SET EXERCISE
Repeat every record below exactly, omitting any pictures.

DATA FOR THIS EXERCISE
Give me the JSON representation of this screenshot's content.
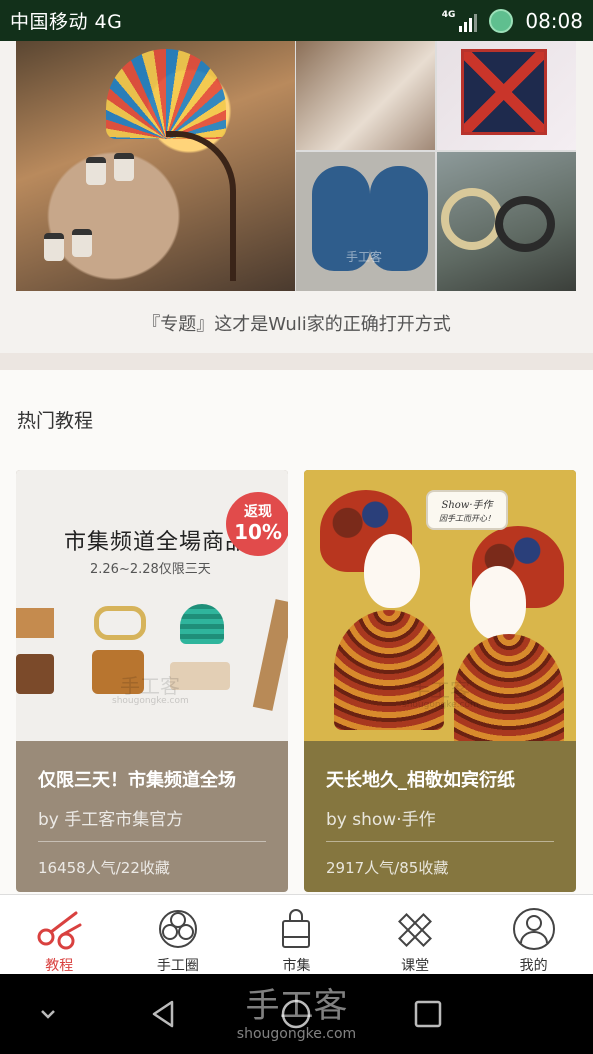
{
  "status_bar": {
    "carrier": "中国移动 4G",
    "network": "4G",
    "time": "08:08"
  },
  "feature": {
    "caption": "『专题』这才是Wuli家的正确打开方式"
  },
  "hot": {
    "title": "热门教程",
    "cards": [
      {
        "title": "仅限三天！市集频道全场",
        "author": "by 手工客市集官方",
        "stats": "16458人气/22收藏",
        "image_text": {
          "headline": "市集频道全場商品",
          "date": "2.26~2.28仅限三天",
          "badge_top": "返现",
          "badge_bottom": "10%",
          "watermark": "手工客",
          "watermark_sub": "shougongke.com"
        }
      },
      {
        "title": "天长地久_相敬如宾衍纸",
        "author": "by show·手作",
        "stats": "2917人气/85收藏",
        "image_text": {
          "bubble_line1": "Show·手作",
          "bubble_line2": "因手工而开心！",
          "watermark": "手工客",
          "watermark_sub": "shougongke.com"
        }
      }
    ]
  },
  "feature_watermark": "手工客",
  "bottom_nav": [
    {
      "label": "教程",
      "icon": "scissors-icon",
      "active": true
    },
    {
      "label": "手工圈",
      "icon": "flower-icon",
      "active": false
    },
    {
      "label": "市集",
      "icon": "shopping-bag-icon",
      "active": false
    },
    {
      "label": "课堂",
      "icon": "pencil-ruler-icon",
      "active": false
    },
    {
      "label": "我的",
      "icon": "user-icon",
      "active": false
    }
  ],
  "system_nav": {
    "watermark": "手工客",
    "watermark_sub": "shougongke.com"
  },
  "colors": {
    "status_bar": "#12301a",
    "accent": "#d9413f",
    "card_left": "#9a8b79",
    "card_right": "#85763f"
  }
}
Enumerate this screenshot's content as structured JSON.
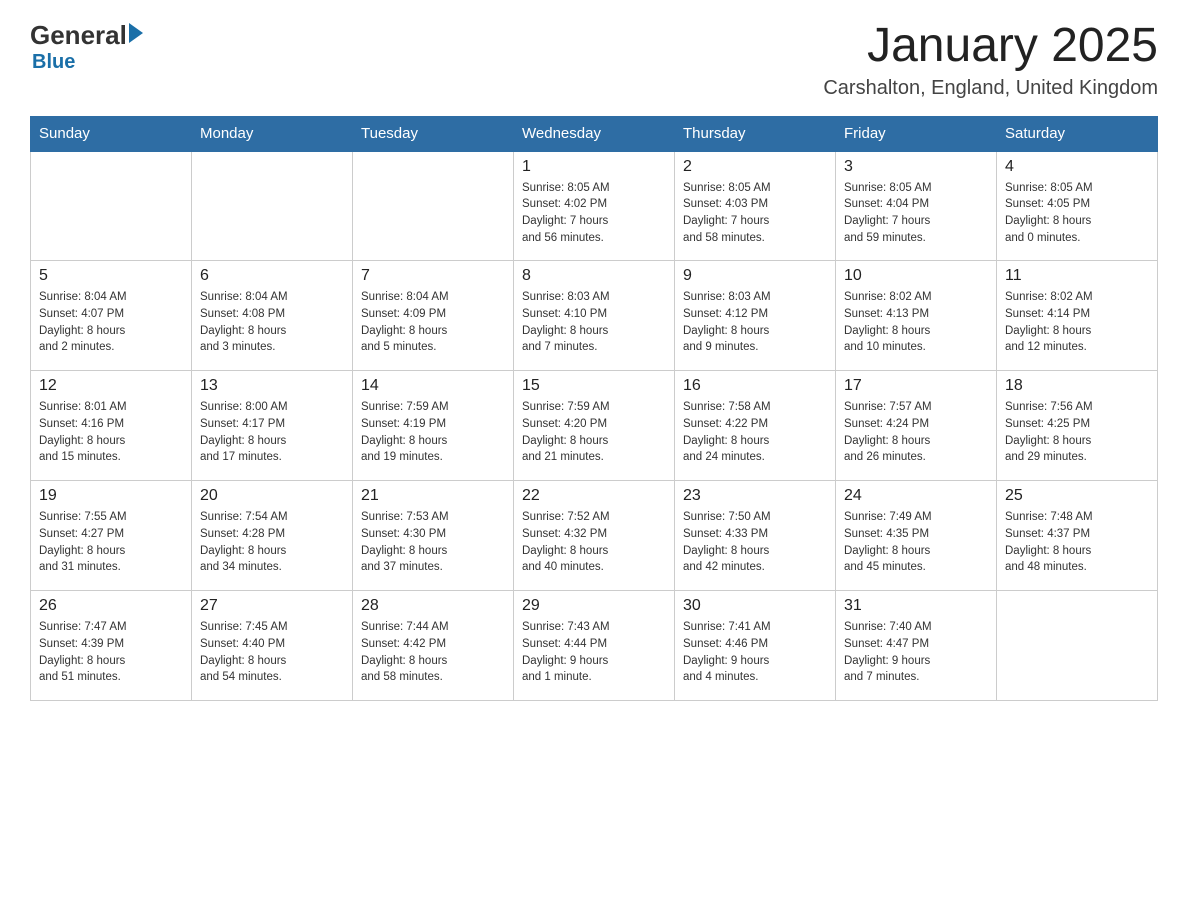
{
  "header": {
    "logo_general": "General",
    "logo_blue": "Blue",
    "title": "January 2025",
    "subtitle": "Carshalton, England, United Kingdom"
  },
  "weekdays": [
    "Sunday",
    "Monday",
    "Tuesday",
    "Wednesday",
    "Thursday",
    "Friday",
    "Saturday"
  ],
  "weeks": [
    [
      {
        "day": "",
        "info": ""
      },
      {
        "day": "",
        "info": ""
      },
      {
        "day": "",
        "info": ""
      },
      {
        "day": "1",
        "info": "Sunrise: 8:05 AM\nSunset: 4:02 PM\nDaylight: 7 hours\nand 56 minutes."
      },
      {
        "day": "2",
        "info": "Sunrise: 8:05 AM\nSunset: 4:03 PM\nDaylight: 7 hours\nand 58 minutes."
      },
      {
        "day": "3",
        "info": "Sunrise: 8:05 AM\nSunset: 4:04 PM\nDaylight: 7 hours\nand 59 minutes."
      },
      {
        "day": "4",
        "info": "Sunrise: 8:05 AM\nSunset: 4:05 PM\nDaylight: 8 hours\nand 0 minutes."
      }
    ],
    [
      {
        "day": "5",
        "info": "Sunrise: 8:04 AM\nSunset: 4:07 PM\nDaylight: 8 hours\nand 2 minutes."
      },
      {
        "day": "6",
        "info": "Sunrise: 8:04 AM\nSunset: 4:08 PM\nDaylight: 8 hours\nand 3 minutes."
      },
      {
        "day": "7",
        "info": "Sunrise: 8:04 AM\nSunset: 4:09 PM\nDaylight: 8 hours\nand 5 minutes."
      },
      {
        "day": "8",
        "info": "Sunrise: 8:03 AM\nSunset: 4:10 PM\nDaylight: 8 hours\nand 7 minutes."
      },
      {
        "day": "9",
        "info": "Sunrise: 8:03 AM\nSunset: 4:12 PM\nDaylight: 8 hours\nand 9 minutes."
      },
      {
        "day": "10",
        "info": "Sunrise: 8:02 AM\nSunset: 4:13 PM\nDaylight: 8 hours\nand 10 minutes."
      },
      {
        "day": "11",
        "info": "Sunrise: 8:02 AM\nSunset: 4:14 PM\nDaylight: 8 hours\nand 12 minutes."
      }
    ],
    [
      {
        "day": "12",
        "info": "Sunrise: 8:01 AM\nSunset: 4:16 PM\nDaylight: 8 hours\nand 15 minutes."
      },
      {
        "day": "13",
        "info": "Sunrise: 8:00 AM\nSunset: 4:17 PM\nDaylight: 8 hours\nand 17 minutes."
      },
      {
        "day": "14",
        "info": "Sunrise: 7:59 AM\nSunset: 4:19 PM\nDaylight: 8 hours\nand 19 minutes."
      },
      {
        "day": "15",
        "info": "Sunrise: 7:59 AM\nSunset: 4:20 PM\nDaylight: 8 hours\nand 21 minutes."
      },
      {
        "day": "16",
        "info": "Sunrise: 7:58 AM\nSunset: 4:22 PM\nDaylight: 8 hours\nand 24 minutes."
      },
      {
        "day": "17",
        "info": "Sunrise: 7:57 AM\nSunset: 4:24 PM\nDaylight: 8 hours\nand 26 minutes."
      },
      {
        "day": "18",
        "info": "Sunrise: 7:56 AM\nSunset: 4:25 PM\nDaylight: 8 hours\nand 29 minutes."
      }
    ],
    [
      {
        "day": "19",
        "info": "Sunrise: 7:55 AM\nSunset: 4:27 PM\nDaylight: 8 hours\nand 31 minutes."
      },
      {
        "day": "20",
        "info": "Sunrise: 7:54 AM\nSunset: 4:28 PM\nDaylight: 8 hours\nand 34 minutes."
      },
      {
        "day": "21",
        "info": "Sunrise: 7:53 AM\nSunset: 4:30 PM\nDaylight: 8 hours\nand 37 minutes."
      },
      {
        "day": "22",
        "info": "Sunrise: 7:52 AM\nSunset: 4:32 PM\nDaylight: 8 hours\nand 40 minutes."
      },
      {
        "day": "23",
        "info": "Sunrise: 7:50 AM\nSunset: 4:33 PM\nDaylight: 8 hours\nand 42 minutes."
      },
      {
        "day": "24",
        "info": "Sunrise: 7:49 AM\nSunset: 4:35 PM\nDaylight: 8 hours\nand 45 minutes."
      },
      {
        "day": "25",
        "info": "Sunrise: 7:48 AM\nSunset: 4:37 PM\nDaylight: 8 hours\nand 48 minutes."
      }
    ],
    [
      {
        "day": "26",
        "info": "Sunrise: 7:47 AM\nSunset: 4:39 PM\nDaylight: 8 hours\nand 51 minutes."
      },
      {
        "day": "27",
        "info": "Sunrise: 7:45 AM\nSunset: 4:40 PM\nDaylight: 8 hours\nand 54 minutes."
      },
      {
        "day": "28",
        "info": "Sunrise: 7:44 AM\nSunset: 4:42 PM\nDaylight: 8 hours\nand 58 minutes."
      },
      {
        "day": "29",
        "info": "Sunrise: 7:43 AM\nSunset: 4:44 PM\nDaylight: 9 hours\nand 1 minute."
      },
      {
        "day": "30",
        "info": "Sunrise: 7:41 AM\nSunset: 4:46 PM\nDaylight: 9 hours\nand 4 minutes."
      },
      {
        "day": "31",
        "info": "Sunrise: 7:40 AM\nSunset: 4:47 PM\nDaylight: 9 hours\nand 7 minutes."
      },
      {
        "day": "",
        "info": ""
      }
    ]
  ]
}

RESPONSE TO THE TASK
Give me the JSON representation of this screenshot's content.
{
  "status_bar": {
    "carrier": "中国移动 4G",
    "network": "4G",
    "time": "08:08"
  },
  "feature": {
    "caption": "『专题』这才是Wuli家的正确打开方式"
  },
  "hot": {
    "title": "热门教程",
    "cards": [
      {
        "title": "仅限三天！市集频道全场",
        "author": "by 手工客市集官方",
        "stats": "16458人气/22收藏",
        "image_text": {
          "headline": "市集频道全場商品",
          "date": "2.26~2.28仅限三天",
          "badge_top": "返现",
          "badge_bottom": "10%",
          "watermark": "手工客",
          "watermark_sub": "shougongke.com"
        }
      },
      {
        "title": "天长地久_相敬如宾衍纸",
        "author": "by show·手作",
        "stats": "2917人气/85收藏",
        "image_text": {
          "bubble_line1": "Show·手作",
          "bubble_line2": "因手工而开心！",
          "watermark": "手工客",
          "watermark_sub": "shougongke.com"
        }
      }
    ]
  },
  "feature_watermark": "手工客",
  "bottom_nav": [
    {
      "label": "教程",
      "icon": "scissors-icon",
      "active": true
    },
    {
      "label": "手工圈",
      "icon": "flower-icon",
      "active": false
    },
    {
      "label": "市集",
      "icon": "shopping-bag-icon",
      "active": false
    },
    {
      "label": "课堂",
      "icon": "pencil-ruler-icon",
      "active": false
    },
    {
      "label": "我的",
      "icon": "user-icon",
      "active": false
    }
  ],
  "system_nav": {
    "watermark": "手工客",
    "watermark_sub": "shougongke.com"
  },
  "colors": {
    "status_bar": "#12301a",
    "accent": "#d9413f",
    "card_left": "#9a8b79",
    "card_right": "#85763f"
  }
}
Enumerate this screenshot's content as structured JSON.
{
  "header": {
    "logo_general": "General",
    "logo_blue": "Blue",
    "title": "January 2025",
    "subtitle": "Carshalton, England, United Kingdom"
  },
  "weekdays": [
    "Sunday",
    "Monday",
    "Tuesday",
    "Wednesday",
    "Thursday",
    "Friday",
    "Saturday"
  ],
  "weeks": [
    [
      {
        "day": "",
        "info": ""
      },
      {
        "day": "",
        "info": ""
      },
      {
        "day": "",
        "info": ""
      },
      {
        "day": "1",
        "info": "Sunrise: 8:05 AM\nSunset: 4:02 PM\nDaylight: 7 hours\nand 56 minutes."
      },
      {
        "day": "2",
        "info": "Sunrise: 8:05 AM\nSunset: 4:03 PM\nDaylight: 7 hours\nand 58 minutes."
      },
      {
        "day": "3",
        "info": "Sunrise: 8:05 AM\nSunset: 4:04 PM\nDaylight: 7 hours\nand 59 minutes."
      },
      {
        "day": "4",
        "info": "Sunrise: 8:05 AM\nSunset: 4:05 PM\nDaylight: 8 hours\nand 0 minutes."
      }
    ],
    [
      {
        "day": "5",
        "info": "Sunrise: 8:04 AM\nSunset: 4:07 PM\nDaylight: 8 hours\nand 2 minutes."
      },
      {
        "day": "6",
        "info": "Sunrise: 8:04 AM\nSunset: 4:08 PM\nDaylight: 8 hours\nand 3 minutes."
      },
      {
        "day": "7",
        "info": "Sunrise: 8:04 AM\nSunset: 4:09 PM\nDaylight: 8 hours\nand 5 minutes."
      },
      {
        "day": "8",
        "info": "Sunrise: 8:03 AM\nSunset: 4:10 PM\nDaylight: 8 hours\nand 7 minutes."
      },
      {
        "day": "9",
        "info": "Sunrise: 8:03 AM\nSunset: 4:12 PM\nDaylight: 8 hours\nand 9 minutes."
      },
      {
        "day": "10",
        "info": "Sunrise: 8:02 AM\nSunset: 4:13 PM\nDaylight: 8 hours\nand 10 minutes."
      },
      {
        "day": "11",
        "info": "Sunrise: 8:02 AM\nSunset: 4:14 PM\nDaylight: 8 hours\nand 12 minutes."
      }
    ],
    [
      {
        "day": "12",
        "info": "Sunrise: 8:01 AM\nSunset: 4:16 PM\nDaylight: 8 hours\nand 15 minutes."
      },
      {
        "day": "13",
        "info": "Sunrise: 8:00 AM\nSunset: 4:17 PM\nDaylight: 8 hours\nand 17 minutes."
      },
      {
        "day": "14",
        "info": "Sunrise: 7:59 AM\nSunset: 4:19 PM\nDaylight: 8 hours\nand 19 minutes."
      },
      {
        "day": "15",
        "info": "Sunrise: 7:59 AM\nSunset: 4:20 PM\nDaylight: 8 hours\nand 21 minutes."
      },
      {
        "day": "16",
        "info": "Sunrise: 7:58 AM\nSunset: 4:22 PM\nDaylight: 8 hours\nand 24 minutes."
      },
      {
        "day": "17",
        "info": "Sunrise: 7:57 AM\nSunset: 4:24 PM\nDaylight: 8 hours\nand 26 minutes."
      },
      {
        "day": "18",
        "info": "Sunrise: 7:56 AM\nSunset: 4:25 PM\nDaylight: 8 hours\nand 29 minutes."
      }
    ],
    [
      {
        "day": "19",
        "info": "Sunrise: 7:55 AM\nSunset: 4:27 PM\nDaylight: 8 hours\nand 31 minutes."
      },
      {
        "day": "20",
        "info": "Sunrise: 7:54 AM\nSunset: 4:28 PM\nDaylight: 8 hours\nand 34 minutes."
      },
      {
        "day": "21",
        "info": "Sunrise: 7:53 AM\nSunset: 4:30 PM\nDaylight: 8 hours\nand 37 minutes."
      },
      {
        "day": "22",
        "info": "Sunrise: 7:52 AM\nSunset: 4:32 PM\nDaylight: 8 hours\nand 40 minutes."
      },
      {
        "day": "23",
        "info": "Sunrise: 7:50 AM\nSunset: 4:33 PM\nDaylight: 8 hours\nand 42 minutes."
      },
      {
        "day": "24",
        "info": "Sunrise: 7:49 AM\nSunset: 4:35 PM\nDaylight: 8 hours\nand 45 minutes."
      },
      {
        "day": "25",
        "info": "Sunrise: 7:48 AM\nSunset: 4:37 PM\nDaylight: 8 hours\nand 48 minutes."
      }
    ],
    [
      {
        "day": "26",
        "info": "Sunrise: 7:47 AM\nSunset: 4:39 PM\nDaylight: 8 hours\nand 51 minutes."
      },
      {
        "day": "27",
        "info": "Sunrise: 7:45 AM\nSunset: 4:40 PM\nDaylight: 8 hours\nand 54 minutes."
      },
      {
        "day": "28",
        "info": "Sunrise: 7:44 AM\nSunset: 4:42 PM\nDaylight: 8 hours\nand 58 minutes."
      },
      {
        "day": "29",
        "info": "Sunrise: 7:43 AM\nSunset: 4:44 PM\nDaylight: 9 hours\nand 1 minute."
      },
      {
        "day": "30",
        "info": "Sunrise: 7:41 AM\nSunset: 4:46 PM\nDaylight: 9 hours\nand 4 minutes."
      },
      {
        "day": "31",
        "info": "Sunrise: 7:40 AM\nSunset: 4:47 PM\nDaylight: 9 hours\nand 7 minutes."
      },
      {
        "day": "",
        "info": ""
      }
    ]
  ]
}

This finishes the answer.